▶ [WHAT YOU ARE ASKED TO DO]: List all the lines in these records that hold "applied".

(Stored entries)

+ + + +

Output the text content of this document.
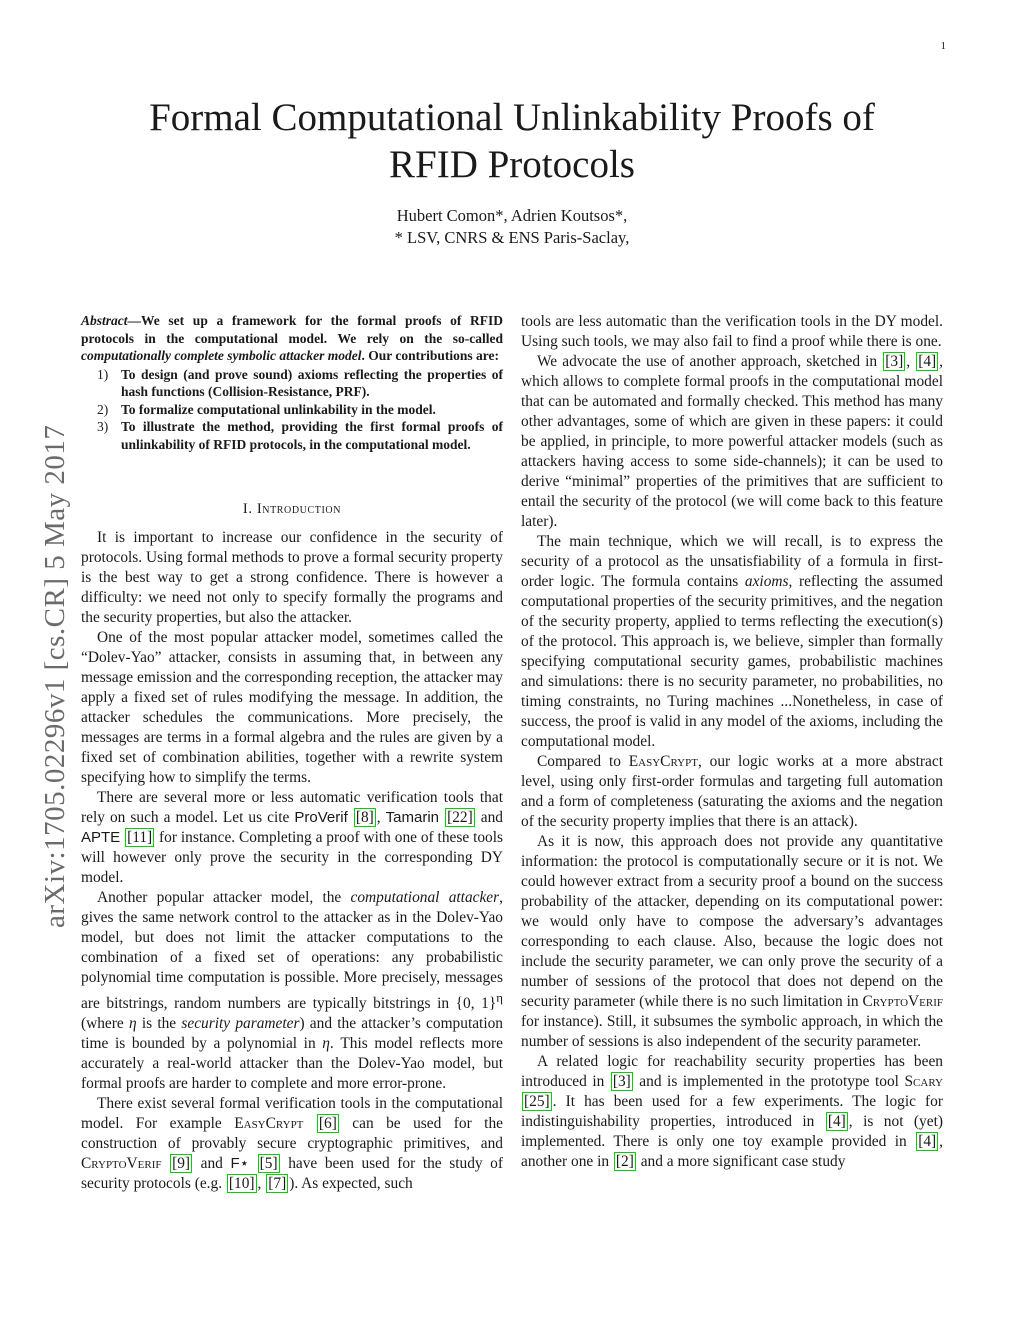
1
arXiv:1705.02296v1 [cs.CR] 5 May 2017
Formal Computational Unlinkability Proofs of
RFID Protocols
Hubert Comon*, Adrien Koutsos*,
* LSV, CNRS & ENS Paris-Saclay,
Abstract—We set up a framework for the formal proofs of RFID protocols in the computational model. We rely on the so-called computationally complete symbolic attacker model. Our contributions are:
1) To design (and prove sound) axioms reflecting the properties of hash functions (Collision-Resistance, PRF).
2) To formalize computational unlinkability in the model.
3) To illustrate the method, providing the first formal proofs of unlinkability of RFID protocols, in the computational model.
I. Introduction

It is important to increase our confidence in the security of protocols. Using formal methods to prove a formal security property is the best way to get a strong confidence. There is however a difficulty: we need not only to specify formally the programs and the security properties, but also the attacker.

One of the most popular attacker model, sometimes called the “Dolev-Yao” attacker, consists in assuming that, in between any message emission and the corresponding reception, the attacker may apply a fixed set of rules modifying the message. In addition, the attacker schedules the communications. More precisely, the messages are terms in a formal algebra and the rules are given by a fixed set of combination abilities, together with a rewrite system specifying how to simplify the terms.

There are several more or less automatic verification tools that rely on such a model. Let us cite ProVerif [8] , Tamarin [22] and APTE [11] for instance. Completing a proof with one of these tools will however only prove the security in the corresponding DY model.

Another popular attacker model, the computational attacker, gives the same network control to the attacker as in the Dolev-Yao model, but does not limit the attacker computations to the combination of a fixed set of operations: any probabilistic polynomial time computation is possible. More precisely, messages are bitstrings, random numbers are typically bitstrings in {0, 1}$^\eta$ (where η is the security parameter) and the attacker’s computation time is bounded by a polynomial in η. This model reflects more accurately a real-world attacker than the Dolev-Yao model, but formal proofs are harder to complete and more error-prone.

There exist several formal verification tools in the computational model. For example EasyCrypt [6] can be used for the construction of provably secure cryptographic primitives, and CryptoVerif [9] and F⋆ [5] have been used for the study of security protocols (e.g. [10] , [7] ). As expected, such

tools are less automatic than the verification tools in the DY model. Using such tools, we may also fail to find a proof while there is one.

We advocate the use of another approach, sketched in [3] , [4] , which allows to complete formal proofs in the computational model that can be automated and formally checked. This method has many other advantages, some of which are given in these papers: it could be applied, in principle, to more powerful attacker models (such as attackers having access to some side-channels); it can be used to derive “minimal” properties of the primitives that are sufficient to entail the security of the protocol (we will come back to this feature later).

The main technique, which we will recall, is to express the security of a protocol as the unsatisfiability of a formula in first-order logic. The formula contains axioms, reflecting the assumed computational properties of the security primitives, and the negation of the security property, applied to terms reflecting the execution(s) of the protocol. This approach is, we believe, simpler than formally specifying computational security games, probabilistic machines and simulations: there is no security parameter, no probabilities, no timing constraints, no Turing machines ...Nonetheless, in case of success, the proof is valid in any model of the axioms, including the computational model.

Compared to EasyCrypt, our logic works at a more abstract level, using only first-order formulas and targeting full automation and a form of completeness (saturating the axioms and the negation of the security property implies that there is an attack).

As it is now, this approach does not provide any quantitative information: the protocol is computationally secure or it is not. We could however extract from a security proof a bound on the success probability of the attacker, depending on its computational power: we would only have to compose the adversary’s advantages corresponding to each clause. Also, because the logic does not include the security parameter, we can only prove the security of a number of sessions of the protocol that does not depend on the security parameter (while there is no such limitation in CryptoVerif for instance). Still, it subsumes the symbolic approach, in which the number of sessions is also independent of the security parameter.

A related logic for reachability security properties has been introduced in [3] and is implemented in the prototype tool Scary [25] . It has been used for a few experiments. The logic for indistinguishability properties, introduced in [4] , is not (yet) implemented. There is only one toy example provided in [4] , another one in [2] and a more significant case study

+ + + +

▶ [SOLUTION TO THE EXERCISE]:
We advocate the use of another approach, sketched in [3] , [4] , which allows to complete formal proofs in the computational model that can be automated and formally checked. This method has many other advantages, some of which are given in these papers: it could be applied, in principle, to more powerful attacker models (such as attackers having access to some side-channels); it can be used to derive “minimal” properties of the primitives that are sufficient to entail the security of the protocol (we will come back to this feature later).
The main technique, which we will recall, is to express the security of a protocol as the unsatisfiability of a formula in first-order logic. The formula contains axioms, reflecting the assumed computational properties of the security primitives, and the negation of the security property, applied to terms reflecting the execution(s) of the protocol. This approach is, we believe, simpler than formally specifying computational security games, probabilistic machines and simulations: there is no security parameter, no probabilities, no timing constraints, no Turing machines ...Nonetheless, in case of success, the proof is valid in any model of the axioms, including the computational model.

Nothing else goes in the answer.